Instructions for the task:
Determine the number of lines in these entries that hold the word "Street". Give the number and nothing more.

[Extracted records]

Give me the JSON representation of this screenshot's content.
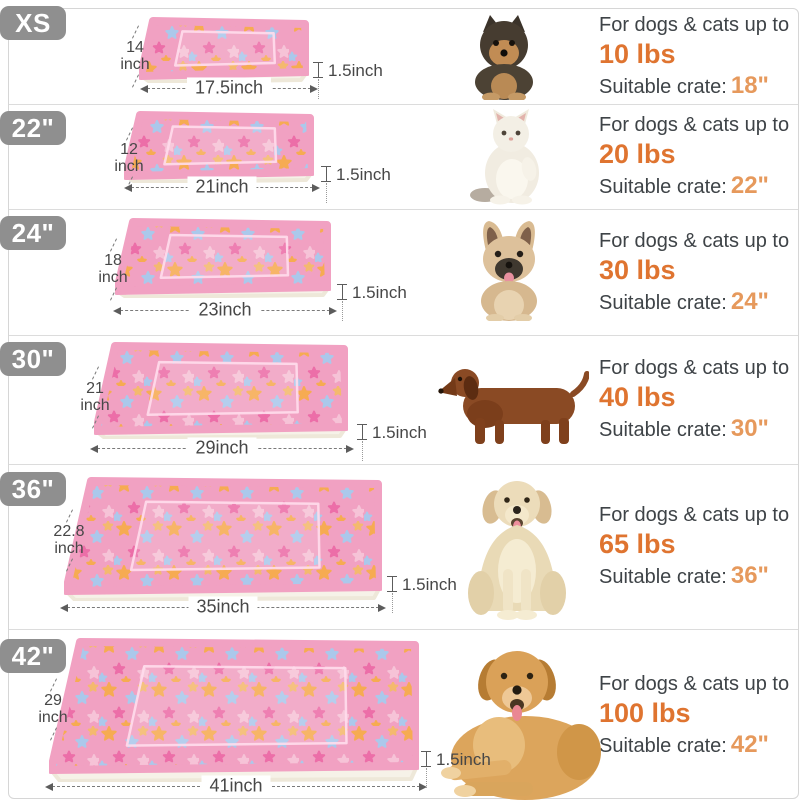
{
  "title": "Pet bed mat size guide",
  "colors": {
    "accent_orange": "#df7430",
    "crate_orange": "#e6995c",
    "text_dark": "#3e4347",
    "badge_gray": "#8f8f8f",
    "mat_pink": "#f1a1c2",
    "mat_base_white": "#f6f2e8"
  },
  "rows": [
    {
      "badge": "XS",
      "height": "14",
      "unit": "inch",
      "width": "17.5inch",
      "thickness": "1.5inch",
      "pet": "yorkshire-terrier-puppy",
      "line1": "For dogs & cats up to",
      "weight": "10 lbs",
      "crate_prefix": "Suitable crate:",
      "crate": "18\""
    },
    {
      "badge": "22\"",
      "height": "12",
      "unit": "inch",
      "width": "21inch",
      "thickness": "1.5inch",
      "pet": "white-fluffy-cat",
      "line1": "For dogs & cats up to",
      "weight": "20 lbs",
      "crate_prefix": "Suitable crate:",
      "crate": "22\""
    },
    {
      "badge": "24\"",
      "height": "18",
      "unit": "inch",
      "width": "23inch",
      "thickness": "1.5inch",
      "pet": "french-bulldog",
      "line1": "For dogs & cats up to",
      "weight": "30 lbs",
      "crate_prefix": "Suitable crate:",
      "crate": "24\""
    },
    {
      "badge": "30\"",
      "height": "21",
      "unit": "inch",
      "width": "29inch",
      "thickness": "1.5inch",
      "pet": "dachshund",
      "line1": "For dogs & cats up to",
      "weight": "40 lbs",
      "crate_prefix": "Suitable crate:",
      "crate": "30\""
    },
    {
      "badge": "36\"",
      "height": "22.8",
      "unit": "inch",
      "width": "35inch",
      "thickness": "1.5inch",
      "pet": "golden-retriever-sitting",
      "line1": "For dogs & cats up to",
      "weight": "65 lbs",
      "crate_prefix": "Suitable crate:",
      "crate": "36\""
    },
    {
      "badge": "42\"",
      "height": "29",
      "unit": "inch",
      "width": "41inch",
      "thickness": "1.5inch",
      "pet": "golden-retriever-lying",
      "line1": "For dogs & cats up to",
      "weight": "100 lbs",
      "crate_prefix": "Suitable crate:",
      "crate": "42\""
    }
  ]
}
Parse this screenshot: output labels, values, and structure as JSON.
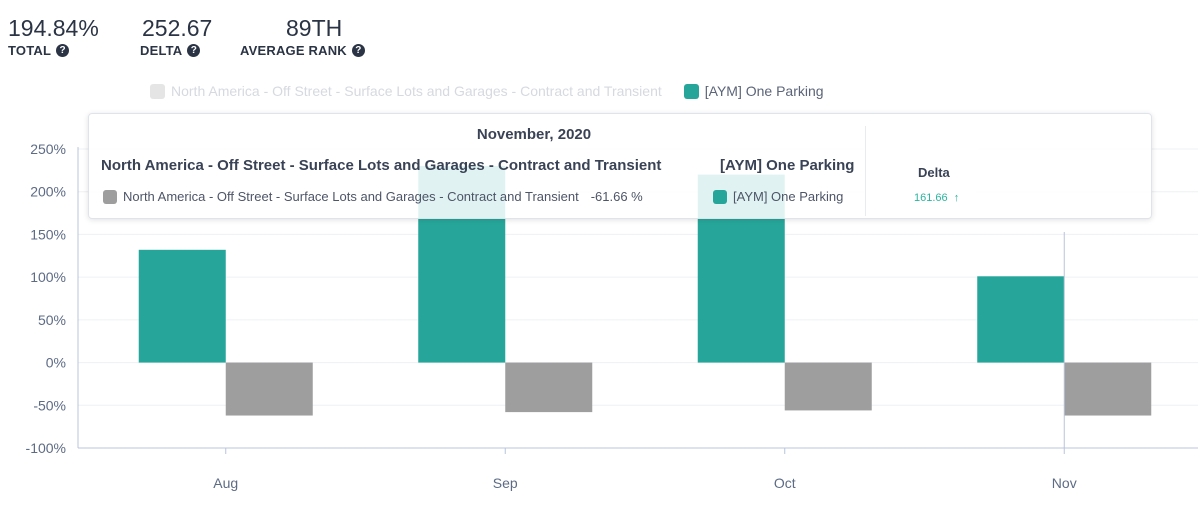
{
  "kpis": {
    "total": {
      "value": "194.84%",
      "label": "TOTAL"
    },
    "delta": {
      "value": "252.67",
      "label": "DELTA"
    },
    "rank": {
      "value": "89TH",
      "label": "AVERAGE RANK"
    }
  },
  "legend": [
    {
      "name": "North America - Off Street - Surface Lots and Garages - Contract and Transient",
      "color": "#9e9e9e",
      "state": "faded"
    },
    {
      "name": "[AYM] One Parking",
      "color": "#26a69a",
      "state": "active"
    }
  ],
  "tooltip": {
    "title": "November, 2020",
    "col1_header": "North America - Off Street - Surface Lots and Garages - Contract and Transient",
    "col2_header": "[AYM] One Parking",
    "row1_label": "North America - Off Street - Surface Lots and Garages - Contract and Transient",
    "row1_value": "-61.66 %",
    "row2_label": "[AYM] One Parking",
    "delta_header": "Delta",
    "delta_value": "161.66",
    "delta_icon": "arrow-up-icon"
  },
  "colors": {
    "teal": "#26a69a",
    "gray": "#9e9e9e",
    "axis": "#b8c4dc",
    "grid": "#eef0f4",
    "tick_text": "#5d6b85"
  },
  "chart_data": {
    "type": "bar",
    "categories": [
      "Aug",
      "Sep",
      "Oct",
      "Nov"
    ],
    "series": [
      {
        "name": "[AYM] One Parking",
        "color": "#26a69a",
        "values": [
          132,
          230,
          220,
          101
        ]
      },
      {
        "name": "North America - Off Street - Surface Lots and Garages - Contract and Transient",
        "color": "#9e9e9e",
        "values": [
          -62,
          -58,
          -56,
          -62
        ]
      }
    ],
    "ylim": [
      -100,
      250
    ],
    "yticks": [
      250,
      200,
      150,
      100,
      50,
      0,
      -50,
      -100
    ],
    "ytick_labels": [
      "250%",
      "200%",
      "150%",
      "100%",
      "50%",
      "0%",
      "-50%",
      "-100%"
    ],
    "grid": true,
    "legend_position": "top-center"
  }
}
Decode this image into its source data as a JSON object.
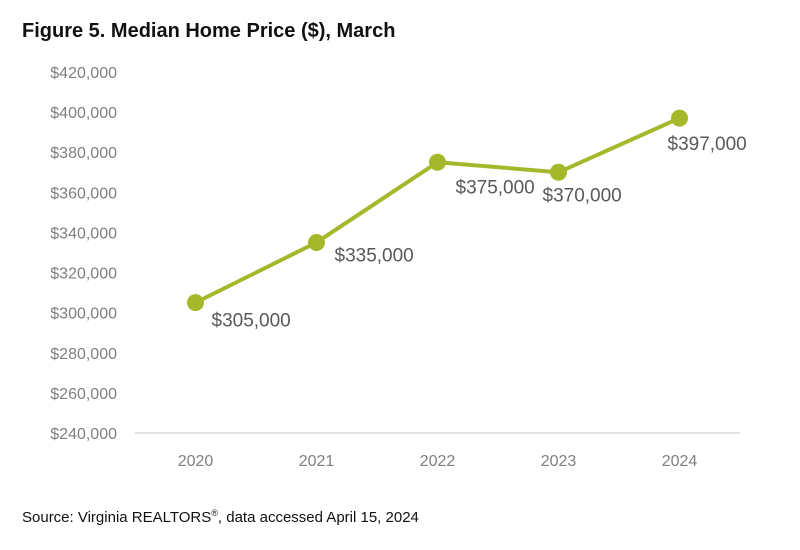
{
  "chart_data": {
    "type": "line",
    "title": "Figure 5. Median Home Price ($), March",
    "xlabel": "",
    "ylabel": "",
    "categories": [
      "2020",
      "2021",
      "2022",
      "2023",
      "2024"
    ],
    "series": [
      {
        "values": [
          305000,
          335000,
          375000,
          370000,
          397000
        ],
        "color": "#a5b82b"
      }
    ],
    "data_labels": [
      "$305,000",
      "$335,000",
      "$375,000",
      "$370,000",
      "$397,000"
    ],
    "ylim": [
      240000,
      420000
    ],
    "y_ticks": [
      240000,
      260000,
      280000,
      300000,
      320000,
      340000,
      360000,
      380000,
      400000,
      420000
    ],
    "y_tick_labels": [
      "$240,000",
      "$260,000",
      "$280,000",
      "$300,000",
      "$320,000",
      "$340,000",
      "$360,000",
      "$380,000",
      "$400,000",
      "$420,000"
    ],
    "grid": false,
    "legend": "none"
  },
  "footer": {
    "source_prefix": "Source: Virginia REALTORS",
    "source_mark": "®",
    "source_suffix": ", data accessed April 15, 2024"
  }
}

The answer:
4